Work required
For the data below, work out how many lines contain the word "Comisión" and supply only that number.

* Start Input for this task *

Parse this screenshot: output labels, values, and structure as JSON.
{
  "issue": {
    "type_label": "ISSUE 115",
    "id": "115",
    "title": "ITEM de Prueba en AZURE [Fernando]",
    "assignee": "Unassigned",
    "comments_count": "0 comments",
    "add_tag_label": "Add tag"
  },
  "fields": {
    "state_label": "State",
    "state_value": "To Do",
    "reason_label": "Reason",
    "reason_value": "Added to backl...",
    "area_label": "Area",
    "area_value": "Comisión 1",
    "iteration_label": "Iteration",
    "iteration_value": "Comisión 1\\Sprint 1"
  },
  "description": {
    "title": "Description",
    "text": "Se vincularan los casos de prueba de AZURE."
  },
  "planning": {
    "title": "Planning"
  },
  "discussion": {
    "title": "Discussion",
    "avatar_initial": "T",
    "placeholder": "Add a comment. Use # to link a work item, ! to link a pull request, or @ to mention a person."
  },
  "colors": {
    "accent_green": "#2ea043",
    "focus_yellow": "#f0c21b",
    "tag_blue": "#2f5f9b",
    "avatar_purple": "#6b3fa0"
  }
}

* End Input for this task *

The result
2